What is asked
Copy every line that holds "title".

Exercise material
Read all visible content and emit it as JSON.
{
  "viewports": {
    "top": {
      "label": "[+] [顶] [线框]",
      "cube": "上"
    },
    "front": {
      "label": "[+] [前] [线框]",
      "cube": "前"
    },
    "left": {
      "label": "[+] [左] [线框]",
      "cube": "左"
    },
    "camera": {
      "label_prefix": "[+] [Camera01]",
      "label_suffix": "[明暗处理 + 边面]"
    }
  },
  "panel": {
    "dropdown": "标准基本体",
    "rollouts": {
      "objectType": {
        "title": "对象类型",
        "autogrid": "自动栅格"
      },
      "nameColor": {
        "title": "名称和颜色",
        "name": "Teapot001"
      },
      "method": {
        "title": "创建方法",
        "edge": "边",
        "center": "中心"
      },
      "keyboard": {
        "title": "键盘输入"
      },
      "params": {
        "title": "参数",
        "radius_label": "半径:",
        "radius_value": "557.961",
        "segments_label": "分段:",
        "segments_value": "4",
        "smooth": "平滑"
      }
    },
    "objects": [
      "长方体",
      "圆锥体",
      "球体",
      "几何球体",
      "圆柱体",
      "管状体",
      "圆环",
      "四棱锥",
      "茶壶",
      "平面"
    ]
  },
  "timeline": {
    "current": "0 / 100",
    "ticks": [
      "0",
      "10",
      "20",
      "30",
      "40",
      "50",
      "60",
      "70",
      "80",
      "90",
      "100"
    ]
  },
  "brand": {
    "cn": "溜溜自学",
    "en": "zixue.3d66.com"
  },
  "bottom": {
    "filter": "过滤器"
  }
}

--

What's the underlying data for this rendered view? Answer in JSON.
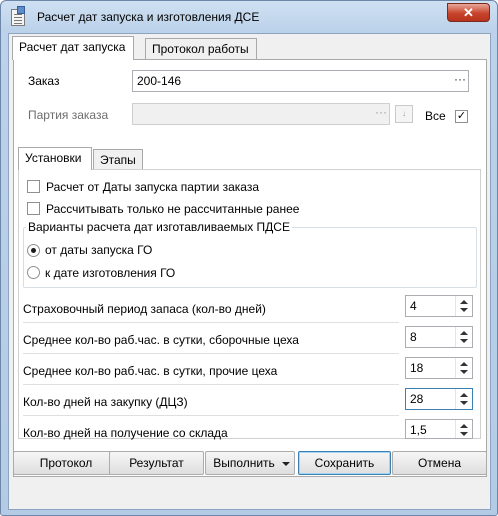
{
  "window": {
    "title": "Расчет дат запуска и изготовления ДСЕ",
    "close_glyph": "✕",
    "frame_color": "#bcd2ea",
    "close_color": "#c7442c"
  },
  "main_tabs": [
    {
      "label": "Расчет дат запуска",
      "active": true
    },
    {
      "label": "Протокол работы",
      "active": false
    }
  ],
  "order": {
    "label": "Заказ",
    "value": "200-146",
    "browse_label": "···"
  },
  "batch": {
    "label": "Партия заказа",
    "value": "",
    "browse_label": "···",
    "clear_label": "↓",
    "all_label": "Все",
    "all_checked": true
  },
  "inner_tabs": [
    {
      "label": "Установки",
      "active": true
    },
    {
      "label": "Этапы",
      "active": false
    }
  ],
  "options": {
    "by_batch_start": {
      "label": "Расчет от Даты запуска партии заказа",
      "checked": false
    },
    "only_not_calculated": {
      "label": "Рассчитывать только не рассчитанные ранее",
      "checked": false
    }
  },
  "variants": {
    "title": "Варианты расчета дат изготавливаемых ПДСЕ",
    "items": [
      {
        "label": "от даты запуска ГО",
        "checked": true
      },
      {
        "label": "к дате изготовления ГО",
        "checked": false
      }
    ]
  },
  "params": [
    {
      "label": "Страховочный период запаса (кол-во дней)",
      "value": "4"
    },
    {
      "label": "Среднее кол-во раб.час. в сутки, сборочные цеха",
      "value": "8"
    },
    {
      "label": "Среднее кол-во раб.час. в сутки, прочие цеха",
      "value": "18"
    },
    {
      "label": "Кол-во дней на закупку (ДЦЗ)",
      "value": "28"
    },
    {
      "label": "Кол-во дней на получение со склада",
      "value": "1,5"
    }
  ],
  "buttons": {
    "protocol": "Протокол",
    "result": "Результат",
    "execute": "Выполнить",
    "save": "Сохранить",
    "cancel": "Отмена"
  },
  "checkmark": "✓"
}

==

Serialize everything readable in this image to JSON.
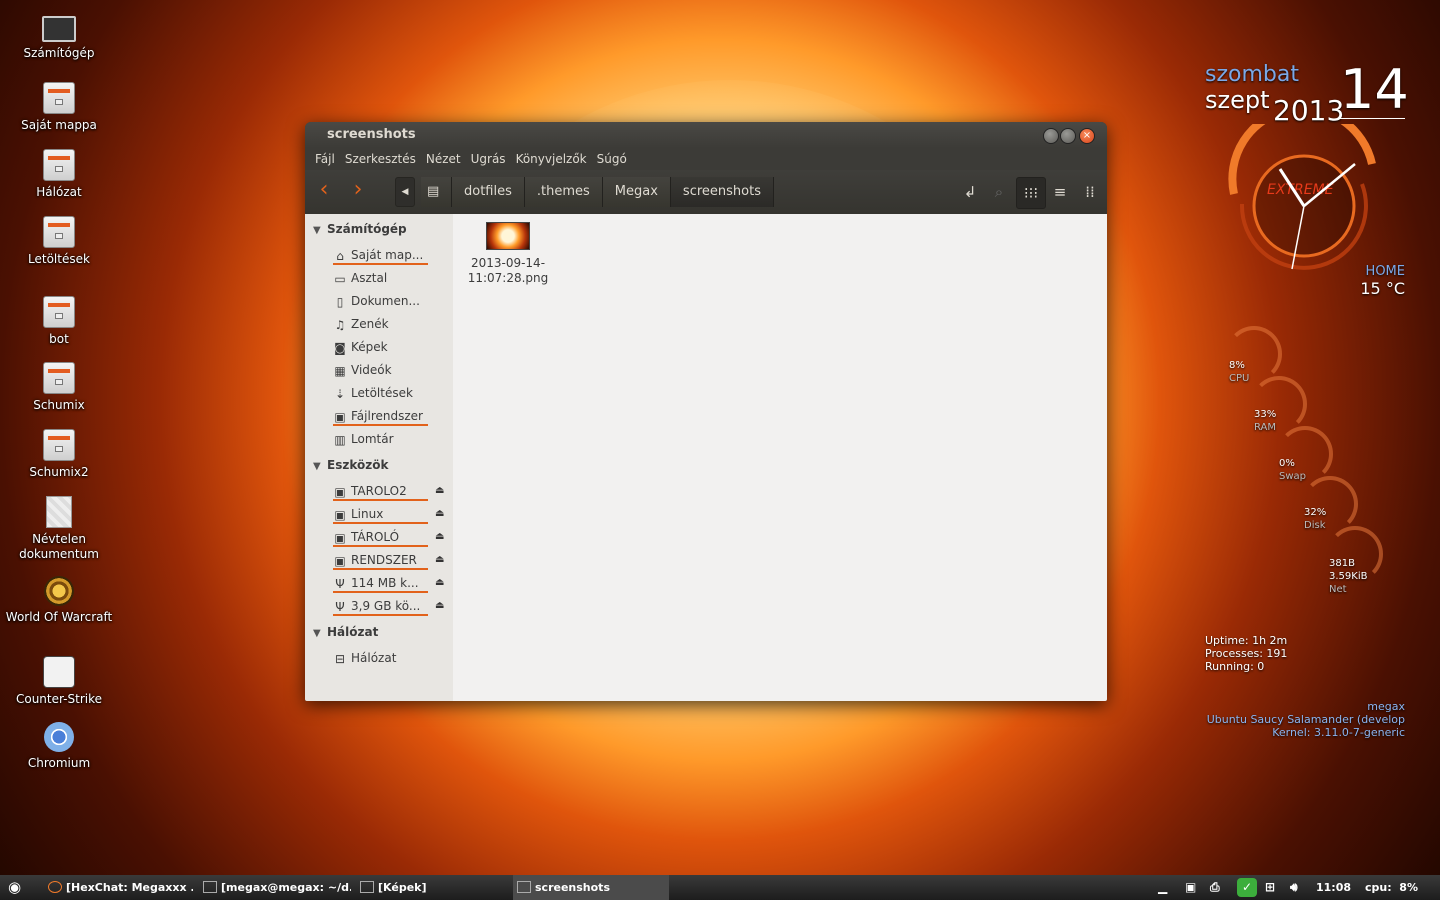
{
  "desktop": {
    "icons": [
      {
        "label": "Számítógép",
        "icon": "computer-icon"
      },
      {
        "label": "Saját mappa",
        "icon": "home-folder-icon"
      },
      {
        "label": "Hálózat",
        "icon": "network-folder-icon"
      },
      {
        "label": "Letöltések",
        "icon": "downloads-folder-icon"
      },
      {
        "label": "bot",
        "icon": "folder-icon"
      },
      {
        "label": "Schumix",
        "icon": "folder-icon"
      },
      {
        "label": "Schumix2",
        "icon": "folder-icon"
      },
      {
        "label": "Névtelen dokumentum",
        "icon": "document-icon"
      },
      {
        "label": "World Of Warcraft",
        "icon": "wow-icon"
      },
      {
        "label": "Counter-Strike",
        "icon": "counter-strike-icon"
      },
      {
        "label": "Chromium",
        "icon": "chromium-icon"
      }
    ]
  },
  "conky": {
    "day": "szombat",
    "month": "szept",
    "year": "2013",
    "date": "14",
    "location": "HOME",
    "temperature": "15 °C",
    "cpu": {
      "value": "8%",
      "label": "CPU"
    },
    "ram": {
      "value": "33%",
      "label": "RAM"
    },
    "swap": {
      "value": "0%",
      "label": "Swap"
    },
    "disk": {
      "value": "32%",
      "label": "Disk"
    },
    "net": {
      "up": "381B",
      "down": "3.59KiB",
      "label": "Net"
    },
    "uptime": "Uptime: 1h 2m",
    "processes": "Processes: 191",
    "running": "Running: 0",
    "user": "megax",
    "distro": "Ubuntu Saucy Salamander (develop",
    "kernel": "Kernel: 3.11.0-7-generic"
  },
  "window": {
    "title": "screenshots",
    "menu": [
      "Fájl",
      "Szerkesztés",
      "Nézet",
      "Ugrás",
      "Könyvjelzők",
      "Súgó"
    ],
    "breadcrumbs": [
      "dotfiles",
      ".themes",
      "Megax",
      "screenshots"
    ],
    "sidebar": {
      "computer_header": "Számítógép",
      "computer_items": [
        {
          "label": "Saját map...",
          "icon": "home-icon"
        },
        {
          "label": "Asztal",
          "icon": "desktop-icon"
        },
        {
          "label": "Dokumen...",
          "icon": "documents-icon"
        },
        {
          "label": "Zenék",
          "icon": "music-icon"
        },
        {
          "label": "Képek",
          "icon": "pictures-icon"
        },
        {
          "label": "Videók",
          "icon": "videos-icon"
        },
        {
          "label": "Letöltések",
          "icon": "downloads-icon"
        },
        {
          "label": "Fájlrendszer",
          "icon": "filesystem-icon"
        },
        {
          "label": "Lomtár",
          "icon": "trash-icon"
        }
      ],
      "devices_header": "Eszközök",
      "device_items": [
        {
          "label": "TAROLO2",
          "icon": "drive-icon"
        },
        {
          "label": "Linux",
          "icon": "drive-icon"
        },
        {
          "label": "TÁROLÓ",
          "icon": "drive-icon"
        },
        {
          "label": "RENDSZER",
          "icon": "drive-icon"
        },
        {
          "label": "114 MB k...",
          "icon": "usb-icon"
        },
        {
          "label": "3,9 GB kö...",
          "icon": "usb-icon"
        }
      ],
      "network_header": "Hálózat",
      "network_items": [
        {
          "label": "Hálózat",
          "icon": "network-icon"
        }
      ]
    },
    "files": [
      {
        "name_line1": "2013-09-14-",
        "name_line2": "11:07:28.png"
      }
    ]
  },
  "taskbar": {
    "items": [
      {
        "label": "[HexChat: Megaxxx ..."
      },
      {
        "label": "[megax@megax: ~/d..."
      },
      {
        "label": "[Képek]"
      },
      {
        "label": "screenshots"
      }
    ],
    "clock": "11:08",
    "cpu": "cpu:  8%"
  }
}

The result
        "title": "对象类型",
        "title": "名称和颜色",
        "title": "创建方法",
        "title": "键盘输入"
        "title": "参数",
    "title": "Расчет дат запуска и изготовления ДСЕ",
    "title": "Варианты расчета дат изготавливаемых ПДСЕ",
    "title": "screenshots",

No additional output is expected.